In the past five years 175 libraries have closed, not good news in the National Year of Reading. Diane Spencer reports
With the National Year of Reading due to begin in September, new figures show that public libraries are still in decline.
Latest figures from the Chartered Institute of Public Finance and Accountancy show the number of books issued has declined by more than 75 million in the past five years, a decrease of 13.1 per cent.
Opening hours have also dropped with the number of libraries open more than 60 hours a week falling from 50 in 1991-2 to 40 in 1996-7.
Nearly 175 libraries have closed during the same period, including one in Culture Secretary Chris Smith's London constituency. The number of mobile libraries has fallen by 12 to 697.
Guy Daines, head of professional practice at the Library Association, said the CIPFA figures confirmed the trend of smaller book budgets, reduced opening hours and fewer loans.

• _PROBLEMS TO WORK ON_
1. Convert the records, from their first line through the line containing "y-axis-tick-2: 2 [35,309,45,328]", into a JSON list of strings with one string per line, omitting any blank lines.
2. Continue the article on the decline of public libraries from the point where it stops.
The article and the records are unrelated pieces of material.

• _A data block_
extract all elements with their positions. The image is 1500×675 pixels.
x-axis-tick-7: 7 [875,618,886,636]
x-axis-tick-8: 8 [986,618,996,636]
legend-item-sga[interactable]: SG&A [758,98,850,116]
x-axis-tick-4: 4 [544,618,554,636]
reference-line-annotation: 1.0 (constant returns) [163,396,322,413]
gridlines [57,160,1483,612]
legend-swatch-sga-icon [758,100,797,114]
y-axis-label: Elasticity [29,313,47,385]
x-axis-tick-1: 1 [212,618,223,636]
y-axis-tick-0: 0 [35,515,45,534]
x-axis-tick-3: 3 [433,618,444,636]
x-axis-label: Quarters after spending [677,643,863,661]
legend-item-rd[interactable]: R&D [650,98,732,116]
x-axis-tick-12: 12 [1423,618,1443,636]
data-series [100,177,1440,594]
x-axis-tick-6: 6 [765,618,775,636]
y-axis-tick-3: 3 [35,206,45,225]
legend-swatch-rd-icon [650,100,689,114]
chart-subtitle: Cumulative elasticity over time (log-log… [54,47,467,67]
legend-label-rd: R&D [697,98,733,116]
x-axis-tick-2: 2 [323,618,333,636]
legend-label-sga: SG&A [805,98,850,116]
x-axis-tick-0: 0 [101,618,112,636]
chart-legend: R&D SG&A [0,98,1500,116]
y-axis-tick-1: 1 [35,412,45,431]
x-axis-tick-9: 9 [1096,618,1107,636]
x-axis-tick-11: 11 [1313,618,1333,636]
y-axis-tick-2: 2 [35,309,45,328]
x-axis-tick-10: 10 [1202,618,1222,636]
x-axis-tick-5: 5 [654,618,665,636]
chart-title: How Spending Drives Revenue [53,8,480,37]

• _RESULTS OF THE TASKS_
1.
[
  "extract all elements with their positions. The image is 1500×675 pixels.",
  "x-axis-tick-7: 7 [875,618,886,636]",
  "x-axis-tick-8: 8 [986,618,996,636]",
  "legend-item-sga[interactable]: SG&A [758,98,850,116]",
  "x-axis-tick-4: 4 [544,618,554,636]",
  "reference-line-annotation: 1.0 (constant returns) [163,396,322,413]",
  "gridlines [57,160,1483,612]",
  "legend-swatch-sga-icon [758,100,797,114]",
  "y-axis-label: Elasticity [29,313,47,385]",
  "x-axis-tick-1: 1 [212,618,223,636]",
  "y-axis-tick-0: 0 [35,515,45,534]",
  "x-axis-tick-3: 3 [433,618,444,636]",
  "x-axis-label: Quarters after spending [677,643,863,661]",
  "legend-item-rd[interactable]: R&D [650,98,732,116]",
  "x-axis-tick-12: 12 [1423,618,1443,636]",
  "data-series [100,177,1440,594]",
  "x-axis-tick-6: 6 [765,618,775,636]",
  "y-axis-tick-3: 3 [35,206,45,225]",
  "legend-swatch-rd-icon [650,100,689,114]",
  "chart-subtitle: Cumulative elasticity over time (log-log… [54,47,467,67]",
  "legend-label-rd: R&D [697,98,733,116]",
  "x-axis-tick-2: 2 [323,618,333,636]",
  "legend-label-sga: SG&A [805,98,850,116]",
  "x-axis-tick-0: 0 [101,618,112,636]",
  "chart-legend: R&D SG&A [0,98,1500,116]",
  "y-axis-tick-1: 1 [35,412,45,431]",
  "x-axis-tick-9: 9 [1096,618,1107,636]",
  "x-axis-tick-11: 11 [1313,618,1333,636]",
  "y-axis-tick-2: 2 [35,309,45,328]"
]

2.
"There's a desperate irony that in the Year of Reading, funding for public libraries is under attack."
Their beleaguered state could also prove embarrassing for the Government in its drive to promote lifelong learning.
The decline in borrowing is mainly in popular fiction, with children's books and non-fiction remaining about the same. As libraries can no longer afford to buy multiple copies of best sellers people have to join waiting lists and the restricted opening hours mean declining numbers of borrowers.
The school library service is in an equally parlous state. A report last summer showed a dramatic decline in the service over the past five years with budgets falling by 18.5 per cent in England and 48 per cent in Wales. A quarter of local authorities did not operate a service.
However, it is not all doom and gloom. Mr Daines is optimistic that the Government will soon respond positively to the Library and Information Commission's report.
Published last autumn, the report recommended spending pound;700 million to develop electronic links for libraries over the next five years.
The network is similar to the proposals for the National Grid for learning for schools, he said. Some money has also been earmarked for libraries in the National Lottery Bill. "Although we don't expect to get anything like the amount recommended in the report, we trust there will be some money available which will be a shot in the arm for a demoralised sector."
The Government's response to the commission's report is expected later this month.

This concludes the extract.